# Task
Using the data below, copy each line that includes the word "питьевой".

# Supplied material
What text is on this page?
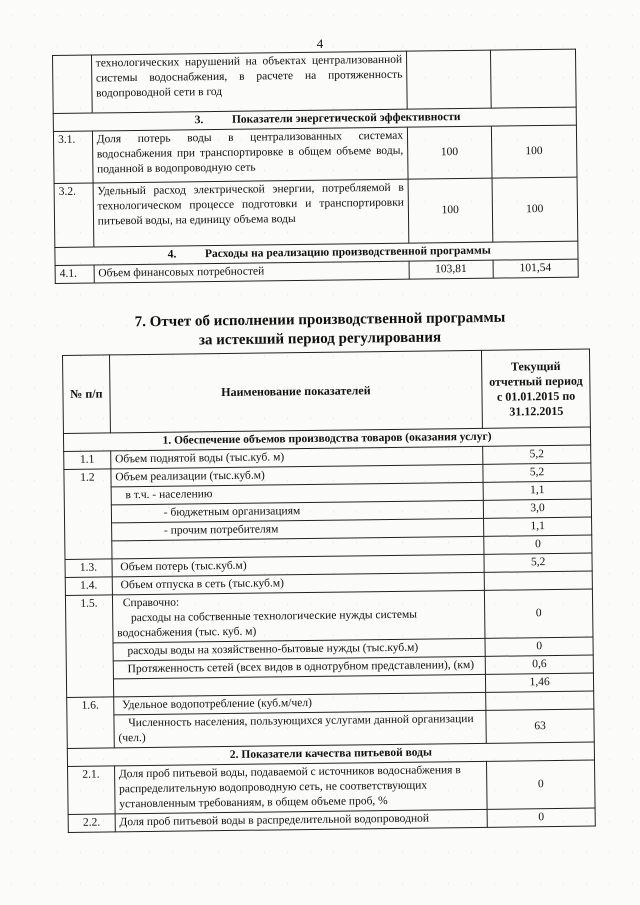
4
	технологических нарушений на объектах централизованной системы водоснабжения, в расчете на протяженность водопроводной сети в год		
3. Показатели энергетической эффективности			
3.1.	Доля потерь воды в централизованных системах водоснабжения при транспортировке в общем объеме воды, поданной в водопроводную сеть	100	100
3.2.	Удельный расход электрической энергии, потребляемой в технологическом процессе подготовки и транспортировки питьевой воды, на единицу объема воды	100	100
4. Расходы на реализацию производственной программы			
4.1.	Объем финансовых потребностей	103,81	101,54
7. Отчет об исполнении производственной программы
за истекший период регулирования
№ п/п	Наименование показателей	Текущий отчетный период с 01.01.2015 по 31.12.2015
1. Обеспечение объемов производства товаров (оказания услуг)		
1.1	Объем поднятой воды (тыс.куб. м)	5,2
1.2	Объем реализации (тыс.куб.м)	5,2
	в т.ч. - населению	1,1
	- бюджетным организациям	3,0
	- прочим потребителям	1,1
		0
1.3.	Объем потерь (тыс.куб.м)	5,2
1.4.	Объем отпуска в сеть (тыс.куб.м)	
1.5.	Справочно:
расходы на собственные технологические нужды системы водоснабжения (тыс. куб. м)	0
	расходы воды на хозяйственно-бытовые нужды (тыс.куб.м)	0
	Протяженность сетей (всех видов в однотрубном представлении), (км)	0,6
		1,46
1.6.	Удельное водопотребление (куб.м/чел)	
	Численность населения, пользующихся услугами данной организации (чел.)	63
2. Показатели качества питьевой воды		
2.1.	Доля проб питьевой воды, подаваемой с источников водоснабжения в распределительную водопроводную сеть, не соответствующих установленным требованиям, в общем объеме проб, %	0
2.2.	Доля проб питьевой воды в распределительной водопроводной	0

...

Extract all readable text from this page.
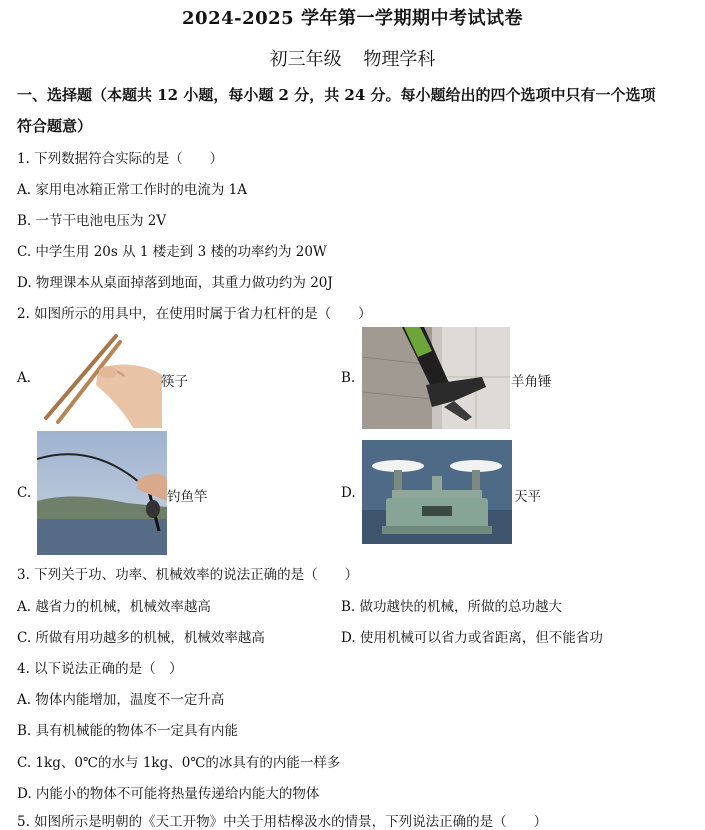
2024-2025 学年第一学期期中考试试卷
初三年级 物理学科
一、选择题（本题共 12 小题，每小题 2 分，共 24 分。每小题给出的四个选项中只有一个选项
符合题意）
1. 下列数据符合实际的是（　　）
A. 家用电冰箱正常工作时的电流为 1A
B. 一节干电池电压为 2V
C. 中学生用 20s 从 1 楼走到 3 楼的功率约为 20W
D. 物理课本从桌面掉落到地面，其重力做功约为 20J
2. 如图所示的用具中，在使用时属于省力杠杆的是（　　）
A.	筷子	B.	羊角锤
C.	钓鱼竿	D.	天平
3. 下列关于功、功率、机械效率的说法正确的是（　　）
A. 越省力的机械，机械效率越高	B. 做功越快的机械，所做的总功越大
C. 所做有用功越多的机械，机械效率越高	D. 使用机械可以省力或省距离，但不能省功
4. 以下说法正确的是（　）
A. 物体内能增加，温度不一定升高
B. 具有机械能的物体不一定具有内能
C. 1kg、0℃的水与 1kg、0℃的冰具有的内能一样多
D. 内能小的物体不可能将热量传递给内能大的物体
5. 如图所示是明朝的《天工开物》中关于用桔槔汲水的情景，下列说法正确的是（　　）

# Solution to this exercise
3.2.	Удельный расход электрической энергии, потребляемой в технологическом процессе подготовки и транспортировки питьевой воды, на единицу объема воды	100	100
2. Показатели качества питьевой воды		
2.1.	Доля проб питьевой воды, подаваемой с источников водоснабжения в распределительную водопроводную сеть, не соответствующих установленным требованиям, в общем объеме проб, %	0
2.2.	Доля проб питьевой воды в распределительной водопроводной	0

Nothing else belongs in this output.